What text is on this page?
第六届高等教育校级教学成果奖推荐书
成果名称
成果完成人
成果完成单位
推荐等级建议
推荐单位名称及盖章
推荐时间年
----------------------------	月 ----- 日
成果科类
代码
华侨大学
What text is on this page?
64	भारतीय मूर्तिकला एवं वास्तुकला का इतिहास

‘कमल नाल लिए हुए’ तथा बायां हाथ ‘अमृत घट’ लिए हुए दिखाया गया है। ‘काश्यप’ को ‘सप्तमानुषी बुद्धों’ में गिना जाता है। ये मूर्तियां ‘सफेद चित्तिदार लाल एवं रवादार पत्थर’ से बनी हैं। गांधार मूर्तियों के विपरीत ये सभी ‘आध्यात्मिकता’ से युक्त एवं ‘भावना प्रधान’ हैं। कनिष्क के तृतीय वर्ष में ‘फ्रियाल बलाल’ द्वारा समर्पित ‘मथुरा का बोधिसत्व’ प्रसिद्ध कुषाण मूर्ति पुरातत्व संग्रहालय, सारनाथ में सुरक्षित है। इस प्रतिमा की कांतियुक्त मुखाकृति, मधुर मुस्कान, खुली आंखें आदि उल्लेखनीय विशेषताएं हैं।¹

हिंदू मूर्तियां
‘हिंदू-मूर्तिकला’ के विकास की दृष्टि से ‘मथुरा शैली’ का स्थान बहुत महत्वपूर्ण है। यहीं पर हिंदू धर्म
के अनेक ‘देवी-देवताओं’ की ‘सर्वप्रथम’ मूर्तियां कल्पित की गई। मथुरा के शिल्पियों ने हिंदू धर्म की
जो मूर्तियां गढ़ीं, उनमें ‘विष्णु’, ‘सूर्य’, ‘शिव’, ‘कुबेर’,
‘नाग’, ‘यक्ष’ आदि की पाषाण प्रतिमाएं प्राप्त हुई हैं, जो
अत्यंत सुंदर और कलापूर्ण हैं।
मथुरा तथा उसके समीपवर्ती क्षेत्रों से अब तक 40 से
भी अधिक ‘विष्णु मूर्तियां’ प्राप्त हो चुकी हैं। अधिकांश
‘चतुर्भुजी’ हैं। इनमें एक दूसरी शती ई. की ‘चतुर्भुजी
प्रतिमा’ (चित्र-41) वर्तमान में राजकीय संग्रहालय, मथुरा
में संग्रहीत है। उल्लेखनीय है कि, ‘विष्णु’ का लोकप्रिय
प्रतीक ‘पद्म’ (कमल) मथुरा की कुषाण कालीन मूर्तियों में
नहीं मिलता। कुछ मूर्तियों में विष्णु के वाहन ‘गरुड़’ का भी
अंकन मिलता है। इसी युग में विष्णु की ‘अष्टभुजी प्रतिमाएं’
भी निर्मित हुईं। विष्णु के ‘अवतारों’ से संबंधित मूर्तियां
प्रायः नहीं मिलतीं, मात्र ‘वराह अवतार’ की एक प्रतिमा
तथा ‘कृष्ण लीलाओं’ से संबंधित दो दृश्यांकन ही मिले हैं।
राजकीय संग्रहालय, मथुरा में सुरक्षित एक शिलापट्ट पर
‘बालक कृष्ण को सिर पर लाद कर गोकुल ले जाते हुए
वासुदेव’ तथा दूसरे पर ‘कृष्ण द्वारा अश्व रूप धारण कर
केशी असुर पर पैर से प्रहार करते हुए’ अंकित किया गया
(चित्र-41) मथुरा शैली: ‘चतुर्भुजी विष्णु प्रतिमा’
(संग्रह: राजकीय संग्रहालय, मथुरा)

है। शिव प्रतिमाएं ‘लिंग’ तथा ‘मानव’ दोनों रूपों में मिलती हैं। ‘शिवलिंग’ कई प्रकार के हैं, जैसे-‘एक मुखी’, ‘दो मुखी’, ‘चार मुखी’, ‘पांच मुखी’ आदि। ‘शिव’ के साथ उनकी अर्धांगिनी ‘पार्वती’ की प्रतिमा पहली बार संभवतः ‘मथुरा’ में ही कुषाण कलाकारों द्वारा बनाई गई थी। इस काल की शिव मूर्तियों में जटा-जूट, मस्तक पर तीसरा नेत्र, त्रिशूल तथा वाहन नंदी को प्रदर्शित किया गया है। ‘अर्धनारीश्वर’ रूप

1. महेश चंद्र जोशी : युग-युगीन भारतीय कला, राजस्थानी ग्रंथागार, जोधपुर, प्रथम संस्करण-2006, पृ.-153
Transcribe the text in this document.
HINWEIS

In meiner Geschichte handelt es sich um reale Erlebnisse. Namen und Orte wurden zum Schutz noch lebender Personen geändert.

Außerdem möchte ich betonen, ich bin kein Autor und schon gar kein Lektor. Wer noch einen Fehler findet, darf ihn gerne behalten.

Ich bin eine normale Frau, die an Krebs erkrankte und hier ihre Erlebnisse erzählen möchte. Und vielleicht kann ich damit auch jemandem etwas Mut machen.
******
▶ What the task requires:
Write out every record verbatim.

▶ Final result:
What text is on this page?
第六届高等教育校级教学成果奖推荐书
成果名称
成果完成人
成果完成单位
推荐等级建议
推荐单位名称及盖章
推荐时间年
----------------------------	月 ----- 日
成果科类
代码
华侨大学
What text is on this page?
64	भारतीय मूर्तिकला एवं वास्तुकला का इतिहास

‘कमल नाल लिए हुए’ तथा बायां हाथ ‘अमृत घट’ लिए हुए दिखाया गया है। ‘काश्यप’ को ‘सप्तमानुषी बुद्धों’ में गिना जाता है। ये मूर्तियां ‘सफेद चित्तिदार लाल एवं रवादार पत्थर’ से बनी हैं। गांधार मूर्तियों के विपरीत ये सभी ‘आध्यात्मिकता’ से युक्त एवं ‘भावना प्रधान’ हैं। कनिष्क के तृतीय वर्ष में ‘फ्रियाल बलाल’ द्वारा समर्पित ‘मथुरा का बोधिसत्व’ प्रसिद्ध कुषाण मूर्ति पुरातत्व संग्रहालय, सारनाथ में सुरक्षित है। इस प्रतिमा की कांतियुक्त मुखाकृति, मधुर मुस्कान, खुली आंखें आदि उल्लेखनीय विशेषताएं हैं।¹

हिंदू मूर्तियां
‘हिंदू-मूर्तिकला’ के विकास की दृष्टि से ‘मथुरा शैली’ का स्थान बहुत महत्वपूर्ण है। यहीं पर हिंदू धर्म
के अनेक ‘देवी-देवताओं’ की ‘सर्वप्रथम’ मूर्तियां कल्पित की गई। मथुरा के शिल्पियों ने हिंदू धर्म की
जो मूर्तियां गढ़ीं, उनमें ‘विष्णु’, ‘सूर्य’, ‘शिव’, ‘कुबेर’,
‘नाग’, ‘यक्ष’ आदि की पाषाण प्रतिमाएं प्राप्त हुई हैं, जो
अत्यंत सुंदर और कलापूर्ण हैं।
मथुरा तथा उसके समीपवर्ती क्षेत्रों से अब तक 40 से
भी अधिक ‘विष्णु मूर्तियां’ प्राप्त हो चुकी हैं। अधिकांश
‘चतुर्भुजी’ हैं। इनमें एक दूसरी शती ई. की ‘चतुर्भुजी
प्रतिमा’ (चित्र-41) वर्तमान में राजकीय संग्रहालय, मथुरा
में संग्रहीत है। उल्लेखनीय है कि, ‘विष्णु’ का लोकप्रिय
प्रतीक ‘पद्म’ (कमल) मथुरा की कुषाण कालीन मूर्तियों में
नहीं मिलता। कुछ मूर्तियों में विष्णु के वाहन ‘गरुड़’ का भी
अंकन मिलता है। इसी युग में विष्णु की ‘अष्टभुजी प्रतिमाएं’
भी निर्मित हुईं। विष्णु के ‘अवतारों’ से संबंधित मूर्तियां
प्रायः नहीं मिलतीं, मात्र ‘वराह अवतार’ की एक प्रतिमा
तथा ‘कृष्ण लीलाओं’ से संबंधित दो दृश्यांकन ही मिले हैं।
राजकीय संग्रहालय, मथुरा में सुरक्षित एक शिलापट्ट पर
‘बालक कृष्ण को सिर पर लाद कर गोकुल ले जाते हुए
वासुदेव’ तथा दूसरे पर ‘कृष्ण द्वारा अश्व रूप धारण कर
केशी असुर पर पैर से प्रहार करते हुए’ अंकित किया गया
(चित्र-41) मथुरा शैली: ‘चतुर्भुजी विष्णु प्रतिमा’
(संग्रह: राजकीय संग्रहालय, मथुरा)

है। शिव प्रतिमाएं ‘लिंग’ तथा ‘मानव’ दोनों रूपों में मिलती हैं। ‘शिवलिंग’ कई प्रकार के हैं, जैसे-‘एक मुखी’, ‘दो मुखी’, ‘चार मुखी’, ‘पांच मुखी’ आदि। ‘शिव’ के साथ उनकी अर्धांगिनी ‘पार्वती’ की प्रतिमा पहली बार संभवतः ‘मथुरा’ में ही कुषाण कलाकारों द्वारा बनाई गई थी। इस काल की शिव मूर्तियों में जटा-जूट, मस्तक पर तीसरा नेत्र, त्रिशूल तथा वाहन नंदी को प्रदर्शित किया गया है। ‘अर्धनारीश्वर’ रूप

1. महेश चंद्र जोशी : युग-युगीन भारतीय कला, राजस्थानी ग्रंथागार, जोधपुर, प्रथम संस्करण-2006, पृ.-153
Transcribe the text in this document.
HINWEIS

In meiner Geschichte handelt es sich um reale Erlebnisse. Namen und Orte wurden zum Schutz noch lebender Personen geändert.

Außerdem möchte ich betonen, ich bin kein Autor und schon gar kein Lektor. Wer noch einen Fehler findet, darf ihn gerne behalten.

Ich bin eine normale Frau, die an Krebs erkrankte und hier ihre Erlebnisse erzählen möchte. Und vielleicht kann ich damit auch jemandem etwas Mut machen.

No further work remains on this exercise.